Möbius 2023

“Cancellare tutto!” Dal politically correct alla cancel culture, tra Stati Uniti ed Europa

Costanza Rizzacasa d’Orsogna ci racconta i retroscena dell’era della rabbia e dell’intolleranza

Quando l’espressione “cancel culture” ha raggiunto la prima volta l’Europa poteva sembrare un’idea distante, se non addirittura nebulosa, una peculiarità del discorso pubblico statunitense destinata a passare senza lasciare traccia. Non è stato così. L’espressione è rimasta e, con essa, la confusione attorno al suo significato, da cui deriva un utilizzo troppo spesso a sproposito.

## ELENCO
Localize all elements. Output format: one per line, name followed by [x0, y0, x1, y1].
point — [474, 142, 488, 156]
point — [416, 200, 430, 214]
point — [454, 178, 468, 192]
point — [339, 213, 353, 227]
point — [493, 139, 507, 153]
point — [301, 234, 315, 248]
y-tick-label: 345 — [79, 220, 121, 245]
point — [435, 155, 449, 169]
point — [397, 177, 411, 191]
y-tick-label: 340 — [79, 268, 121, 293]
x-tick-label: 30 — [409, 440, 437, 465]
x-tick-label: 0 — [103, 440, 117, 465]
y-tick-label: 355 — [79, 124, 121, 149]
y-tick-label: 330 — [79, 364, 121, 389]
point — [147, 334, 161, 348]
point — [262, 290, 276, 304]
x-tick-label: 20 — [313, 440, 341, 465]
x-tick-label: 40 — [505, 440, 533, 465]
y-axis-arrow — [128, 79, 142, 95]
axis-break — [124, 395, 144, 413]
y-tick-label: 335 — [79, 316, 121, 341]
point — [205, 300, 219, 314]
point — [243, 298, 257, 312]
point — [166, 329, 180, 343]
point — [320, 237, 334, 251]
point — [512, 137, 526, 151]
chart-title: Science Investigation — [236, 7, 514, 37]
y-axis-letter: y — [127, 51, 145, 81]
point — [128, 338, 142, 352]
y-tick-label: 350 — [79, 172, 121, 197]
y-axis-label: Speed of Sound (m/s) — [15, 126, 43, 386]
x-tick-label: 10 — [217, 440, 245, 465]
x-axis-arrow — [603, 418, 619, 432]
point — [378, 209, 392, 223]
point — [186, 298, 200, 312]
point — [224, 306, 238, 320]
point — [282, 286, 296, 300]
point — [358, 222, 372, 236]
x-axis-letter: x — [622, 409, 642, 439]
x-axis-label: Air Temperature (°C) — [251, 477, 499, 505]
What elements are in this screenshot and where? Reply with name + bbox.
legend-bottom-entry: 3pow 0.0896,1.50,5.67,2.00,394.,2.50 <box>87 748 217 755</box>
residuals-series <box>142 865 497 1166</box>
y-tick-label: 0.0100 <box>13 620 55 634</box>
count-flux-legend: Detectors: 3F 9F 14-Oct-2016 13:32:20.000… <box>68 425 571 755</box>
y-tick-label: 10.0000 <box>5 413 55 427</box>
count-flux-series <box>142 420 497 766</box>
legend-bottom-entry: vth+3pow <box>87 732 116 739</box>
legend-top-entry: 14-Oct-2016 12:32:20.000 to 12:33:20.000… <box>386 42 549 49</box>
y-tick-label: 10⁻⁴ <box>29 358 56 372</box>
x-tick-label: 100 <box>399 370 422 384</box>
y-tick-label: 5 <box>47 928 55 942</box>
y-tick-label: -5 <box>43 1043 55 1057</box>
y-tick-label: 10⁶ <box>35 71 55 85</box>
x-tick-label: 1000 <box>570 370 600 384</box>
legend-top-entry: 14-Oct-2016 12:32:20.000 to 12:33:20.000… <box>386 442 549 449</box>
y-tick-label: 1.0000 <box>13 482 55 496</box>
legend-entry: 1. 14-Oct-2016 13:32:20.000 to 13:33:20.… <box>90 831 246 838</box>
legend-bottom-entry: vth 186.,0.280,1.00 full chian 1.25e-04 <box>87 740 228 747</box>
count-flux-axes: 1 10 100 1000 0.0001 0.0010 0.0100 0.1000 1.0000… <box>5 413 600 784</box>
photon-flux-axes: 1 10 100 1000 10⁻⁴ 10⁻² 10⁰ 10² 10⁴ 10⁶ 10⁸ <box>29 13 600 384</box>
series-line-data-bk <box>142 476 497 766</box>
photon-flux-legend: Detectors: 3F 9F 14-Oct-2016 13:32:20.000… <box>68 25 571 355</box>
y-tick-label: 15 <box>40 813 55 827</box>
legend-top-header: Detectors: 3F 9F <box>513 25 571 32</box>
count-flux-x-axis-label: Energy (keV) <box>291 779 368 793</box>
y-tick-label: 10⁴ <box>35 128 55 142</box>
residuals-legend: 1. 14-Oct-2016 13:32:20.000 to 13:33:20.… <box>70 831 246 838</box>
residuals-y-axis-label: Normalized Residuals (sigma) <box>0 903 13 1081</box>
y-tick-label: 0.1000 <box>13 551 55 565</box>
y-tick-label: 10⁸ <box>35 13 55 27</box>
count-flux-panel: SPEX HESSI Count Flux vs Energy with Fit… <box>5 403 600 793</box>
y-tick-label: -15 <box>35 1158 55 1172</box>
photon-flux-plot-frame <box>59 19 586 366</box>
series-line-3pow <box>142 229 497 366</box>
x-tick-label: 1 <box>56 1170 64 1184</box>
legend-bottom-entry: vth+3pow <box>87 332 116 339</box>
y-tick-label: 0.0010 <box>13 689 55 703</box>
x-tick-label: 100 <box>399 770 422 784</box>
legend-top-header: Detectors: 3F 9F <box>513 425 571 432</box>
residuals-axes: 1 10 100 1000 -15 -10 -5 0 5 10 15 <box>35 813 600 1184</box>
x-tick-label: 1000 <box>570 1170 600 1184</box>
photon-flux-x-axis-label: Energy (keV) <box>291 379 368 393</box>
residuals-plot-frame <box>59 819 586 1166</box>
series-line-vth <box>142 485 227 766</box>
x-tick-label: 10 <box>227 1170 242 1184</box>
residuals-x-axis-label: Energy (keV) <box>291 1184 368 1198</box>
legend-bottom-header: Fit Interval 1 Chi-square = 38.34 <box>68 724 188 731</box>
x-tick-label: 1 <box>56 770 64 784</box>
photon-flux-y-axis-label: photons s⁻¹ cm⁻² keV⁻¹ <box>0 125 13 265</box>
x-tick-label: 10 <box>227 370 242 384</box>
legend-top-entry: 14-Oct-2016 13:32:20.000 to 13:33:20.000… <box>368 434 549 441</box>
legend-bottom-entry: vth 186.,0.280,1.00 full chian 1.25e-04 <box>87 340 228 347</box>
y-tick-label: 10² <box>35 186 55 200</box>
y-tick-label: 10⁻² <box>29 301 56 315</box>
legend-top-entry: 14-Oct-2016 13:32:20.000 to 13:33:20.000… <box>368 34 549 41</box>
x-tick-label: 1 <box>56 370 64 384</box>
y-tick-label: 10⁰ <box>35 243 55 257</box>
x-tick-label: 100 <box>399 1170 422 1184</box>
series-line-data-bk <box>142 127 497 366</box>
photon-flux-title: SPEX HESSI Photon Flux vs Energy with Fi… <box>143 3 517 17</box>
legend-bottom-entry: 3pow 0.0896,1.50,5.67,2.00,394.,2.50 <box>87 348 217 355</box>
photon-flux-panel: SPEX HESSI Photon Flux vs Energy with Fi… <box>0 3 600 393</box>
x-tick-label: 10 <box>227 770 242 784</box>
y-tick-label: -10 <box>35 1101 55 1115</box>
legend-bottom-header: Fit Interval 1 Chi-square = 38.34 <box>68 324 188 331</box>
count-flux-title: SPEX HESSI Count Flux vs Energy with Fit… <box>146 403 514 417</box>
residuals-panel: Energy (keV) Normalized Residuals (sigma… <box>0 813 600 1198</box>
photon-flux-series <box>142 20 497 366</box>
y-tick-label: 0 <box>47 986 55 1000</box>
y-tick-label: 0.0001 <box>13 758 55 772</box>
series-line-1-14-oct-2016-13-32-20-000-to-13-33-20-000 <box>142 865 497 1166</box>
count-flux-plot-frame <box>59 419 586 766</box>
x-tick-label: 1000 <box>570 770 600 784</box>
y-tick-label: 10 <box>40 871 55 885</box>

## CONSEGNE
• a. Nel brano, chi racconta i retroscena dell'era della rabbia e dell'intolleranza?
• b. Riscrivi il brano da “Costanza Rizzacasa d’Orsogna” a “spesso a sproposito.”, sostituendo “discorso pubblico” con “dibattito pubblico”.
• c. Secondo il brano, in quali modi poteva apparire l'espressione “cancel culture” quando ha raggiunto per la prima volta l'Europa? Elencali tutti.

## SOLUZIONI PUNTO PER PUNTO
• a. Costanza Rizzacasa d'Orsogna.

• b.
Costanza Rizzacasa d’Orsogna ci racconta i retroscena dell’era della rabbia e dell’intolleranza

Quando l’espressione “cancel culture” ha raggiunto la prima volta l’Europa poteva sembrare un’idea distante, se non addirittura nebulosa, una peculiarità del dibattito pubblico statunitense destinata a passare senza lasciare traccia. Non è stato così. L’espressione è rimasta e, con essa, la confusione attorno al suo significato, da cui deriva un utilizzo troppo spesso a sproposito.

• c.
- Un'idea distante
- Un'idea nebulosa
- Una peculiarità del discorso pubblico statunitense destinata a passare senza lasciare traccia